- AIM: Print the entries that appear below, exactly as written and without their pictures.
** Begin **
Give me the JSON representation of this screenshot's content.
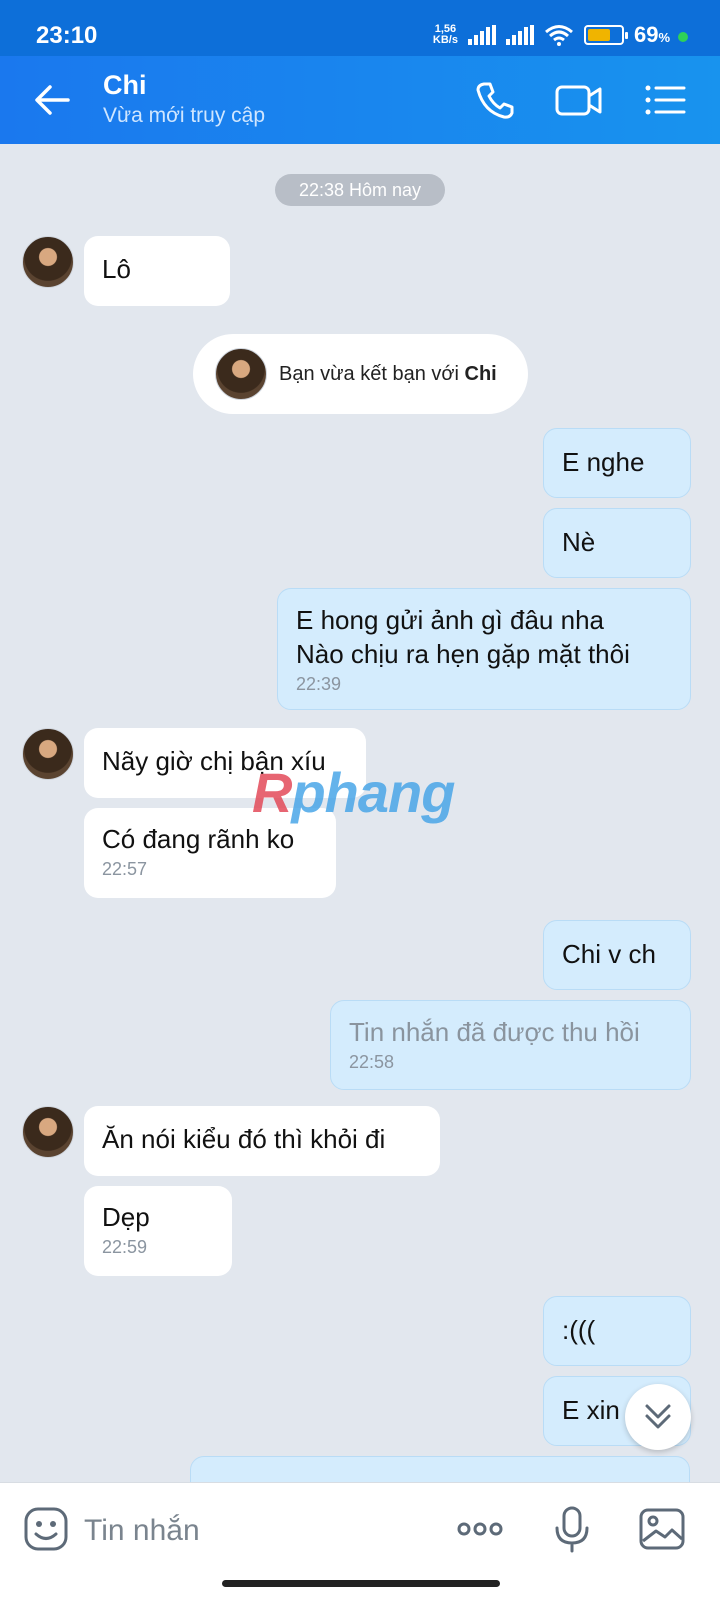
{
  "status_bar": {
    "time": "23:10",
    "net_speed_value": "1,56",
    "net_speed_unit": "KB/s",
    "battery_percent": "69",
    "battery_unit": "%",
    "battery_level": 0.69
  },
  "header": {
    "contact_name": "Chi",
    "contact_status": "Vừa mới truy cập",
    "icons": [
      "back-arrow-icon",
      "phone-icon",
      "video-call-icon",
      "menu-list-icon"
    ]
  },
  "chat": {
    "date_chip": "22:38 Hôm nay",
    "friend_notice_prefix": "Bạn vừa kết bạn với",
    "friend_notice_name": "Chi",
    "messages": [
      {
        "dir": "in",
        "text": "Lô",
        "time": ""
      },
      {
        "dir": "out",
        "text": "E nghe",
        "time": ""
      },
      {
        "dir": "out",
        "text": "Nè",
        "time": ""
      },
      {
        "dir": "out",
        "text_line1": "E hong gửi ảnh gì đâu nha",
        "text_line2": "Nào chịu ra hẹn gặp mặt thôi",
        "time": "22:39"
      },
      {
        "dir": "in",
        "text": "Nãy giờ chị bận xíu",
        "time": ""
      },
      {
        "dir": "in",
        "text": "Có đang rãnh ko",
        "time": "22:57"
      },
      {
        "dir": "out",
        "text": "Chi v ch",
        "time": ""
      },
      {
        "dir": "out",
        "text": "Tin nhắn đã được thu hồi",
        "time": "22:58"
      },
      {
        "dir": "in",
        "text": "Ăn nói kiểu đó thì khỏi đi",
        "time": ""
      },
      {
        "dir": "in",
        "text": "Dẹp",
        "time": "22:59"
      },
      {
        "dir": "out",
        "text": ":(((",
        "time": ""
      },
      {
        "dir": "out",
        "text": "E xin",
        "time": ""
      }
    ],
    "watermark": {
      "part1": "R",
      "part2": "phang"
    }
  },
  "composer": {
    "placeholder": "Tin nhắn",
    "icons": [
      "sticker-icon",
      "more-dots-icon",
      "microphone-icon",
      "image-gallery-icon"
    ]
  },
  "colors": {
    "header_blue": "#1a78ee",
    "status_bar_blue": "#0d6fd9",
    "chat_bg": "#e2e7ee",
    "outgoing_bubble": "#d4ecfd",
    "incoming_bubble": "#ffffff"
  }
}
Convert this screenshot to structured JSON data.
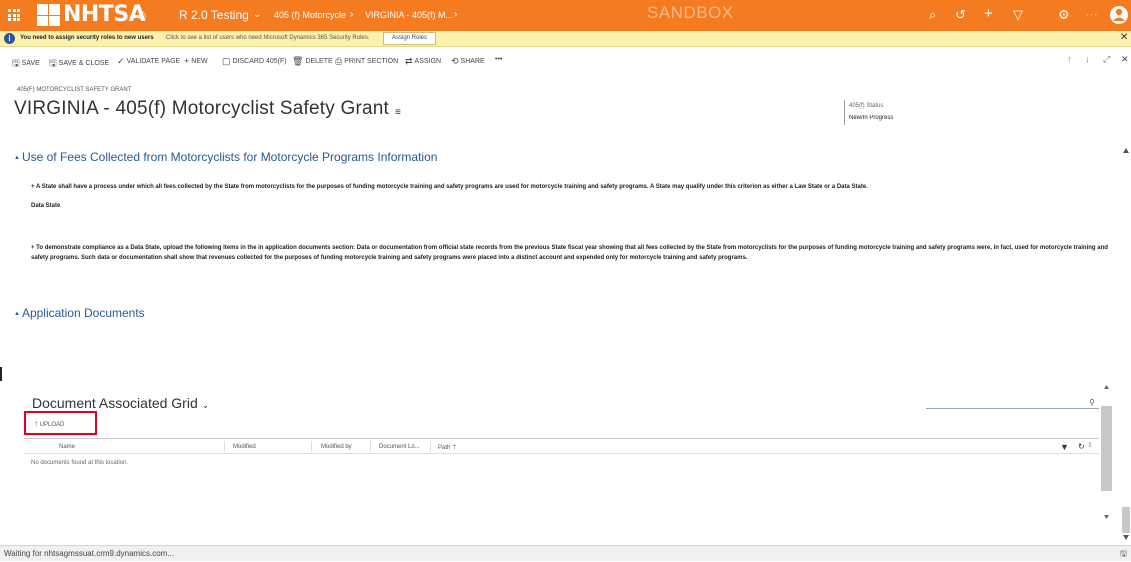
** End **
- EXPECTED ANSWER:
Give me the JSON representation of this screenshot's content.
{
  "status_bar": {
    "time": "23:10",
    "net_speed_value": "1,56",
    "net_speed_unit": "KB/s",
    "battery_percent": "69",
    "battery_unit": "%",
    "battery_level": 0.69
  },
  "header": {
    "contact_name": "Chi",
    "contact_status": "Vừa mới truy cập",
    "icons": [
      "back-arrow-icon",
      "phone-icon",
      "video-call-icon",
      "menu-list-icon"
    ]
  },
  "chat": {
    "date_chip": "22:38 Hôm nay",
    "friend_notice_prefix": "Bạn vừa kết bạn với",
    "friend_notice_name": "Chi",
    "messages": [
      {
        "dir": "in",
        "text": "Lô",
        "time": ""
      },
      {
        "dir": "out",
        "text": "E nghe",
        "time": ""
      },
      {
        "dir": "out",
        "text": "Nè",
        "time": ""
      },
      {
        "dir": "out",
        "text_line1": "E hong gửi ảnh gì đâu nha",
        "text_line2": "Nào chịu ra hẹn gặp mặt thôi",
        "time": "22:39"
      },
      {
        "dir": "in",
        "text": "Nãy giờ chị bận xíu",
        "time": ""
      },
      {
        "dir": "in",
        "text": "Có đang rãnh ko",
        "time": "22:57"
      },
      {
        "dir": "out",
        "text": "Chi v ch",
        "time": ""
      },
      {
        "dir": "out",
        "text": "Tin nhắn đã được thu hồi",
        "time": "22:58"
      },
      {
        "dir": "in",
        "text": "Ăn nói kiểu đó thì khỏi đi",
        "time": ""
      },
      {
        "dir": "in",
        "text": "Dẹp",
        "time": "22:59"
      },
      {
        "dir": "out",
        "text": ":(((",
        "time": ""
      },
      {
        "dir": "out",
        "text": "E xin",
        "time": ""
      }
    ],
    "watermark": {
      "part1": "R",
      "part2": "phang"
    }
  },
  "composer": {
    "placeholder": "Tin nhắn",
    "icons": [
      "sticker-icon",
      "more-dots-icon",
      "microphone-icon",
      "image-gallery-icon"
    ]
  },
  "colors": {
    "header_blue": "#1a78ee",
    "status_bar_blue": "#0d6fd9",
    "chat_bg": "#e2e7ee",
    "outgoing_bubble": "#d4ecfd",
    "incoming_bubble": "#ffffff"
  }
}
Convert this screenshot to structured JSON data.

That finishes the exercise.